Records for the task |

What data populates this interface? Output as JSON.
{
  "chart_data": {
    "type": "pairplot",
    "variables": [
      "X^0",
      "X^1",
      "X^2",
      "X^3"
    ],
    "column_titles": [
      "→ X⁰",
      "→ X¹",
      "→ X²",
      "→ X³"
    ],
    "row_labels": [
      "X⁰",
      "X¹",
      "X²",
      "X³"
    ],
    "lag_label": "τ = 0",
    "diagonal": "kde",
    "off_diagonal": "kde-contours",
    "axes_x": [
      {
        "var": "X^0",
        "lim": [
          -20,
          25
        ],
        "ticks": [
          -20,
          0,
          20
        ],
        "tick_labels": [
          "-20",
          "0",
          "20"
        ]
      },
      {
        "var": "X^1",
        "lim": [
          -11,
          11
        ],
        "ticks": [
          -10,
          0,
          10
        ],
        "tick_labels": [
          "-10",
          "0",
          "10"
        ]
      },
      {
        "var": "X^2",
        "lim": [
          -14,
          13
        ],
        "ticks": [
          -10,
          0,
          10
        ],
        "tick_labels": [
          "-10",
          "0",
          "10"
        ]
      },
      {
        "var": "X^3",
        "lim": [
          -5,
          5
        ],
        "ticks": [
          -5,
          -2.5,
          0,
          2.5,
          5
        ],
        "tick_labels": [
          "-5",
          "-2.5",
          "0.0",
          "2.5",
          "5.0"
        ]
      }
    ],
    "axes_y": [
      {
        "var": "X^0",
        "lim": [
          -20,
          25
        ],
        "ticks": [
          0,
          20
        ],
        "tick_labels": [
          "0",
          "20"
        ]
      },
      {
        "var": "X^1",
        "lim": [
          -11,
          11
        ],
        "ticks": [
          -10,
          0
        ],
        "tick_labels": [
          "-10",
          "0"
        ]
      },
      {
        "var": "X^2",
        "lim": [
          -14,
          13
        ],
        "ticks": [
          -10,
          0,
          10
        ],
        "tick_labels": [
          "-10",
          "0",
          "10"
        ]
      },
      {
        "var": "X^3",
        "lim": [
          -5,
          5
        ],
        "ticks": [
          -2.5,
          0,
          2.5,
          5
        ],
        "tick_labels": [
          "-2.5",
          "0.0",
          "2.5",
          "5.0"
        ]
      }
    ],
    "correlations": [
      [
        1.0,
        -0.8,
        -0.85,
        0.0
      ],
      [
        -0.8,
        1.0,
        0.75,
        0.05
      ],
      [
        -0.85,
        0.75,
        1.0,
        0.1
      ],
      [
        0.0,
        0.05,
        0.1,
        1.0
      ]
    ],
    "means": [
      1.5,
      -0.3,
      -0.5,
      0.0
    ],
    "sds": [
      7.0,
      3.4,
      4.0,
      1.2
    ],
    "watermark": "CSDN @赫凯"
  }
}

Task to carry out | Every line of the data above should be reproduced word for word.

Answer in full |
What data populates this interface? Output as JSON.
{
  "chart_data": {
    "type": "pairplot",
    "variables": [
      "X^0",
      "X^1",
      "X^2",
      "X^3"
    ],
    "column_titles": [
      "→ X⁰",
      "→ X¹",
      "→ X²",
      "→ X³"
    ],
    "row_labels": [
      "X⁰",
      "X¹",
      "X²",
      "X³"
    ],
    "lag_label": "τ = 0",
    "diagonal": "kde",
    "off_diagonal": "kde-contours",
    "axes_x": [
      {
        "var": "X^0",
        "lim": [
          -20,
          25
        ],
        "ticks": [
          -20,
          0,
          20
        ],
        "tick_labels": [
          "-20",
          "0",
          "20"
        ]
      },
      {
        "var": "X^1",
        "lim": [
          -11,
          11
        ],
        "ticks": [
          -10,
          0,
          10
        ],
        "tick_labels": [
          "-10",
          "0",
          "10"
        ]
      },
      {
        "var": "X^2",
        "lim": [
          -14,
          13
        ],
        "ticks": [
          -10,
          0,
          10
        ],
        "tick_labels": [
          "-10",
          "0",
          "10"
        ]
      },
      {
        "var": "X^3",
        "lim": [
          -5,
          5
        ],
        "ticks": [
          -5,
          -2.5,
          0,
          2.5,
          5
        ],
        "tick_labels": [
          "-5",
          "-2.5",
          "0.0",
          "2.5",
          "5.0"
        ]
      }
    ],
    "axes_y": [
      {
        "var": "X^0",
        "lim": [
          -20,
          25
        ],
        "ticks": [
          0,
          20
        ],
        "tick_labels": [
          "0",
          "20"
        ]
      },
      {
        "var": "X^1",
        "lim": [
          -11,
          11
        ],
        "ticks": [
          -10,
          0
        ],
        "tick_labels": [
          "-10",
          "0"
        ]
      },
      {
        "var": "X^2",
        "lim": [
          -14,
          13
        ],
        "ticks": [
          -10,
          0,
          10
        ],
        "tick_labels": [
          "-10",
          "0",
          "10"
        ]
      },
      {
        "var": "X^3",
        "lim": [
          -5,
          5
        ],
        "ticks": [
          -2.5,
          0,
          2.5,
          5
        ],
        "tick_labels": [
          "-2.5",
          "0.0",
          "2.5",
          "5.0"
        ]
      }
    ],
    "correlations": [
      [
        1.0,
        -0.8,
        -0.85,
        0.0
      ],
      [
        -0.8,
        1.0,
        0.75,
        0.05
      ],
      [
        -0.85,
        0.75,
        1.0,
        0.1
      ],
      [
        0.0,
        0.05,
        0.1,
        1.0
      ]
    ],
    "means": [
      1.5,
      -0.3,
      -0.5,
      0.0
    ],
    "sds": [
      7.0,
      3.4,
      4.0,
      1.2
    ],
    "watermark": "CSDN @赫凯"
  }
}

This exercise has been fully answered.